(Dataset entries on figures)
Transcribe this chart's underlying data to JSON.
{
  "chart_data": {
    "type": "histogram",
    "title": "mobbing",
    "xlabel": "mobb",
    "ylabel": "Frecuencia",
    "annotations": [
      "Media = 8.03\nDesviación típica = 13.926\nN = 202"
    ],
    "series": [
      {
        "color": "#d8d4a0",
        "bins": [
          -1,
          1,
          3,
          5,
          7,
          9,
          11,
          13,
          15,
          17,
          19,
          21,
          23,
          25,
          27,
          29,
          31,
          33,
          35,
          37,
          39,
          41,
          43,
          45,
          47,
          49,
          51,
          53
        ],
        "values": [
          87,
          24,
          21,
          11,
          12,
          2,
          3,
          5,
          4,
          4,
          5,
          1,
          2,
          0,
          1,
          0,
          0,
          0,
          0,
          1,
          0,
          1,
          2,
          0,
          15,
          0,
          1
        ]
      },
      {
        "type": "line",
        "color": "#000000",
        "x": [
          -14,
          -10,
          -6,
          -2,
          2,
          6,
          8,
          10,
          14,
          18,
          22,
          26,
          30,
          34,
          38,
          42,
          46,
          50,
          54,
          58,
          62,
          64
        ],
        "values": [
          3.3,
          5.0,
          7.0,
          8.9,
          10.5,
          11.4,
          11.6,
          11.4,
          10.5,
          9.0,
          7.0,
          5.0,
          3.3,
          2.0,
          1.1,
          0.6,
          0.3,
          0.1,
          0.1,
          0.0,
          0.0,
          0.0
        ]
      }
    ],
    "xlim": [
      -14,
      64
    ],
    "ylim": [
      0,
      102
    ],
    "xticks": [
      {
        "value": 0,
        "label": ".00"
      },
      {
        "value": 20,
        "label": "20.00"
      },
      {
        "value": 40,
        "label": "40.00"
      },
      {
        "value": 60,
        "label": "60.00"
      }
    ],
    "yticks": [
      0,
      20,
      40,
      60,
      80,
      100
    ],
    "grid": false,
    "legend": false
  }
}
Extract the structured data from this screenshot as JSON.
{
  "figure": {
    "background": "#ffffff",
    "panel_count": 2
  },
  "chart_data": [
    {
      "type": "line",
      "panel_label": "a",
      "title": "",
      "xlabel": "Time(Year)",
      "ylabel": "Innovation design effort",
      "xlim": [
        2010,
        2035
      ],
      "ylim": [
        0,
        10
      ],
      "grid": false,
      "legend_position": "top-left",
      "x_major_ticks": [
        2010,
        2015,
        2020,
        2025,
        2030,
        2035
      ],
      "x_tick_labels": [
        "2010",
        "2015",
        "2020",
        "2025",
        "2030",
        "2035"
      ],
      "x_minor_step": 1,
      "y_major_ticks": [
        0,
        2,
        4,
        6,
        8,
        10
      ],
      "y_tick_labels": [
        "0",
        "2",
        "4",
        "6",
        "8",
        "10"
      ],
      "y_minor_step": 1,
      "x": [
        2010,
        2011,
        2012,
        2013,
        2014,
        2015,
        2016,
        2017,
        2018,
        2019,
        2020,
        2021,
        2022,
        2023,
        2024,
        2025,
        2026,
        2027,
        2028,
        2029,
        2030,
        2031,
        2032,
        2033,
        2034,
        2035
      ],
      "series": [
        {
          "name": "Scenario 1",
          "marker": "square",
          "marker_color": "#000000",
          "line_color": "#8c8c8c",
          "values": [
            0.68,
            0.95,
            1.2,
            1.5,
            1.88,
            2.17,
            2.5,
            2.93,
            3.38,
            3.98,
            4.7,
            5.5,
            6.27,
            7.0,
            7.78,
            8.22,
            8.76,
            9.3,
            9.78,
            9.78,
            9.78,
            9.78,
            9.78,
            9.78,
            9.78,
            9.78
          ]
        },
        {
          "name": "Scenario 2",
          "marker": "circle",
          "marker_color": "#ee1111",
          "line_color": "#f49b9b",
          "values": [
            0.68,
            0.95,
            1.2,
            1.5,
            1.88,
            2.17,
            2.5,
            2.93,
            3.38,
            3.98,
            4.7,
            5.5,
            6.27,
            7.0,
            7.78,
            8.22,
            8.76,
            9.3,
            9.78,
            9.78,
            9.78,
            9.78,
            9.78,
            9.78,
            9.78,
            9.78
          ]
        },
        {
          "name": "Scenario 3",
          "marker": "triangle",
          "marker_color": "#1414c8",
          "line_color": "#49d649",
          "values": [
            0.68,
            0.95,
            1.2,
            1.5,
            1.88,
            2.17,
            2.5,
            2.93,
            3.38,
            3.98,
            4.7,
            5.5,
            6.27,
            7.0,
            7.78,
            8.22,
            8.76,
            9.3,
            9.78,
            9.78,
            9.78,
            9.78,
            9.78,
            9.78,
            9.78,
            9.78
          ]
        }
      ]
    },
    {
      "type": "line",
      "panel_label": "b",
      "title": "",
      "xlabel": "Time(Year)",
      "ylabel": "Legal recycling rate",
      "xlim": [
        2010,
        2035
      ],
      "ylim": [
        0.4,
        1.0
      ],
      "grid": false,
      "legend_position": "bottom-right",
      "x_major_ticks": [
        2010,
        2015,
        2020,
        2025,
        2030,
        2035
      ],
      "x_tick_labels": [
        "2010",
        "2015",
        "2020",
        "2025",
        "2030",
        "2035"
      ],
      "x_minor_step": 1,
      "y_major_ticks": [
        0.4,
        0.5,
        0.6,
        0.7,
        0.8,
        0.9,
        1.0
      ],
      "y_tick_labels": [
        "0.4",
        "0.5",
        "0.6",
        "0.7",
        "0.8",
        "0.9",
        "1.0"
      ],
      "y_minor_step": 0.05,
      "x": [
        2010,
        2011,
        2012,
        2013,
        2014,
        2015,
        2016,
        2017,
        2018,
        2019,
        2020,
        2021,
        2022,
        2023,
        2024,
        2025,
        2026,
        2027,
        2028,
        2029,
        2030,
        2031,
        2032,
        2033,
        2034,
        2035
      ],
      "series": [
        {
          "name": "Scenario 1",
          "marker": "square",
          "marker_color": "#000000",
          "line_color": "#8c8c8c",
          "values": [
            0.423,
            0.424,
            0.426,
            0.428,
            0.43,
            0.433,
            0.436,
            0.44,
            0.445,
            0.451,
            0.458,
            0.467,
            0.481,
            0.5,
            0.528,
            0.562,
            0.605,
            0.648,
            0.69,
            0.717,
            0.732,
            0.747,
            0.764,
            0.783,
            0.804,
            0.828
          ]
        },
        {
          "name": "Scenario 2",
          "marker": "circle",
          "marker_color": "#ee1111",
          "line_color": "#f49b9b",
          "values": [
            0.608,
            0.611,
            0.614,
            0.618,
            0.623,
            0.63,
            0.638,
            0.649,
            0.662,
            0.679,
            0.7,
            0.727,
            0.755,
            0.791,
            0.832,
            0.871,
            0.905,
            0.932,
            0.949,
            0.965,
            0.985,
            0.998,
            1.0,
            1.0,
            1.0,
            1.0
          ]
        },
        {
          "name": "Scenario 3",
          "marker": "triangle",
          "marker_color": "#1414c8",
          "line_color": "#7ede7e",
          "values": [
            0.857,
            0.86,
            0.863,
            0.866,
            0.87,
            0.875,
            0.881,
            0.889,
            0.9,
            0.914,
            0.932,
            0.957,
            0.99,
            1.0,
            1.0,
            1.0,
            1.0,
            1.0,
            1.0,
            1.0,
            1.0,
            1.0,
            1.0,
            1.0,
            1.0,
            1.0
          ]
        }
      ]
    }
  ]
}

§ **Do this**: Write every record out again, unaltered.

§ **Answer to the exercise**:
Transcribe this chart's underlying data to JSON.
{
  "chart_data": {
    "type": "histogram",
    "title": "mobbing",
    "xlabel": "mobb",
    "ylabel": "Frecuencia",
    "annotations": [
      "Media = 8.03\nDesviación típica = 13.926\nN = 202"
    ],
    "series": [
      {
        "color": "#d8d4a0",
        "bins": [
          -1,
          1,
          3,
          5,
          7,
          9,
          11,
          13,
          15,
          17,
          19,
          21,
          23,
          25,
          27,
          29,
          31,
          33,
          35,
          37,
          39,
          41,
          43,
          45,
          47,
          49,
          51,
          53
        ],
        "values": [
          87,
          24,
          21,
          11,
          12,
          2,
          3,
          5,
          4,
          4,
          5,
          1,
          2,
          0,
          1,
          0,
          0,
          0,
          0,
          1,
          0,
          1,
          2,
          0,
          15,
          0,
          1
        ]
      },
      {
        "type": "line",
        "color": "#000000",
        "x": [
          -14,
          -10,
          -6,
          -2,
          2,
          6,
          8,
          10,
          14,
          18,
          22,
          26,
          30,
          34,
          38,
          42,
          46,
          50,
          54,
          58,
          62,
          64
        ],
        "values": [
          3.3,
          5.0,
          7.0,
          8.9,
          10.5,
          11.4,
          11.6,
          11.4,
          10.5,
          9.0,
          7.0,
          5.0,
          3.3,
          2.0,
          1.1,
          0.6,
          0.3,
          0.1,
          0.1,
          0.0,
          0.0,
          0.0
        ]
      }
    ],
    "xlim": [
      -14,
      64
    ],
    "ylim": [
      0,
      102
    ],
    "xticks": [
      {
        "value": 0,
        "label": ".00"
      },
      {
        "value": 20,
        "label": "20.00"
      },
      {
        "value": 40,
        "label": "40.00"
      },
      {
        "value": 60,
        "label": "60.00"
      }
    ],
    "yticks": [
      0,
      20,
      40,
      60,
      80,
      100
    ],
    "grid": false,
    "legend": false
  }
}
Extract the structured data from this screenshot as JSON.
{
  "figure": {
    "background": "#ffffff",
    "panel_count": 2
  },
  "chart_data": [
    {
      "type": "line",
      "panel_label": "a",
      "title": "",
      "xlabel": "Time(Year)",
      "ylabel": "Innovation design effort",
      "xlim": [
        2010,
        2035
      ],
      "ylim": [
        0,
        10
      ],
      "grid": false,
      "legend_position": "top-left",
      "x_major_ticks": [
        2010,
        2015,
        2020,
        2025,
        2030,
        2035
      ],
      "x_tick_labels": [
        "2010",
        "2015",
        "2020",
        "2025",
        "2030",
        "2035"
      ],
      "x_minor_step": 1,
      "y_major_ticks": [
        0,
        2,
        4,
        6,
        8,
        10
      ],
      "y_tick_labels": [
        "0",
        "2",
        "4",
        "6",
        "8",
        "10"
      ],
      "y_minor_step": 1,
      "x": [
        2010,
        2011,
        2012,
        2013,
        2014,
        2015,
        2016,
        2017,
        2018,
        2019,
        2020,
        2021,
        2022,
        2023,
        2024,
        2025,
        2026,
        2027,
        2028,
        2029,
        2030,
        2031,
        2032,
        2033,
        2034,
        2035
      ],
      "series": [
        {
          "name": "Scenario 1",
          "marker": "square",
          "marker_color": "#000000",
          "line_color": "#8c8c8c",
          "values": [
            0.68,
            0.95,
            1.2,
            1.5,
            1.88,
            2.17,
            2.5,
            2.93,
            3.38,
            3.98,
            4.7,
            5.5,
            6.27,
            7.0,
            7.78,
            8.22,
            8.76,
            9.3,
            9.78,
            9.78,
            9.78,
            9.78,
            9.78,
            9.78,
            9.78,
            9.78
          ]
        },
        {
          "name": "Scenario 2",
          "marker": "circle",
          "marker_color": "#ee1111",
          "line_color": "#f49b9b",
          "values": [
            0.68,
            0.95,
            1.2,
            1.5,
            1.88,
            2.17,
            2.5,
            2.93,
            3.38,
            3.98,
            4.7,
            5.5,
            6.27,
            7.0,
            7.78,
            8.22,
            8.76,
            9.3,
            9.78,
            9.78,
            9.78,
            9.78,
            9.78,
            9.78,
            9.78,
            9.78
          ]
        },
        {
          "name": "Scenario 3",
          "marker": "triangle",
          "marker_color": "#1414c8",
          "line_color": "#49d649",
          "values": [
            0.68,
            0.95,
            1.2,
            1.5,
            1.88,
            2.17,
            2.5,
            2.93,
            3.38,
            3.98,
            4.7,
            5.5,
            6.27,
            7.0,
            7.78,
            8.22,
            8.76,
            9.3,
            9.78,
            9.78,
            9.78,
            9.78,
            9.78,
            9.78,
            9.78,
            9.78
          ]
        }
      ]
    },
    {
      "type": "line",
      "panel_label": "b",
      "title": "",
      "xlabel": "Time(Year)",
      "ylabel": "Legal recycling rate",
      "xlim": [
        2010,
        2035
      ],
      "ylim": [
        0.4,
        1.0
      ],
      "grid": false,
      "legend_position": "bottom-right",
      "x_major_ticks": [
        2010,
        2015,
        2020,
        2025,
        2030,
        2035
      ],
      "x_tick_labels": [
        "2010",
        "2015",
        "2020",
        "2025",
        "2030",
        "2035"
      ],
      "x_minor_step": 1,
      "y_major_ticks": [
        0.4,
        0.5,
        0.6,
        0.7,
        0.8,
        0.9,
        1.0
      ],
      "y_tick_labels": [
        "0.4",
        "0.5",
        "0.6",
        "0.7",
        "0.8",
        "0.9",
        "1.0"
      ],
      "y_minor_step": 0.05,
      "x": [
        2010,
        2011,
        2012,
        2013,
        2014,
        2015,
        2016,
        2017,
        2018,
        2019,
        2020,
        2021,
        2022,
        2023,
        2024,
        2025,
        2026,
        2027,
        2028,
        2029,
        2030,
        2031,
        2032,
        2033,
        2034,
        2035
      ],
      "series": [
        {
          "name": "Scenario 1",
          "marker": "square",
          "marker_color": "#000000",
          "line_color": "#8c8c8c",
          "values": [
            0.423,
            0.424,
            0.426,
            0.428,
            0.43,
            0.433,
            0.436,
            0.44,
            0.445,
            0.451,
            0.458,
            0.467,
            0.481,
            0.5,
            0.528,
            0.562,
            0.605,
            0.648,
            0.69,
            0.717,
            0.732,
            0.747,
            0.764,
            0.783,
            0.804,
            0.828
          ]
        },
        {
          "name": "Scenario 2",
          "marker": "circle",
          "marker_color": "#ee1111",
          "line_color": "#f49b9b",
          "values": [
            0.608,
            0.611,
            0.614,
            0.618,
            0.623,
            0.63,
            0.638,
            0.649,
            0.662,
            0.679,
            0.7,
            0.727,
            0.755,
            0.791,
            0.832,
            0.871,
            0.905,
            0.932,
            0.949,
            0.965,
            0.985,
            0.998,
            1.0,
            1.0,
            1.0,
            1.0
          ]
        },
        {
          "name": "Scenario 3",
          "marker": "triangle",
          "marker_color": "#1414c8",
          "line_color": "#7ede7e",
          "values": [
            0.857,
            0.86,
            0.863,
            0.866,
            0.87,
            0.875,
            0.881,
            0.889,
            0.9,
            0.914,
            0.932,
            0.957,
            0.99,
            1.0,
            1.0,
            1.0,
            1.0,
            1.0,
            1.0,
            1.0,
            1.0,
            1.0,
            1.0,
            1.0,
            1.0,
            1.0
          ]
        }
      ]
    }
  ]
}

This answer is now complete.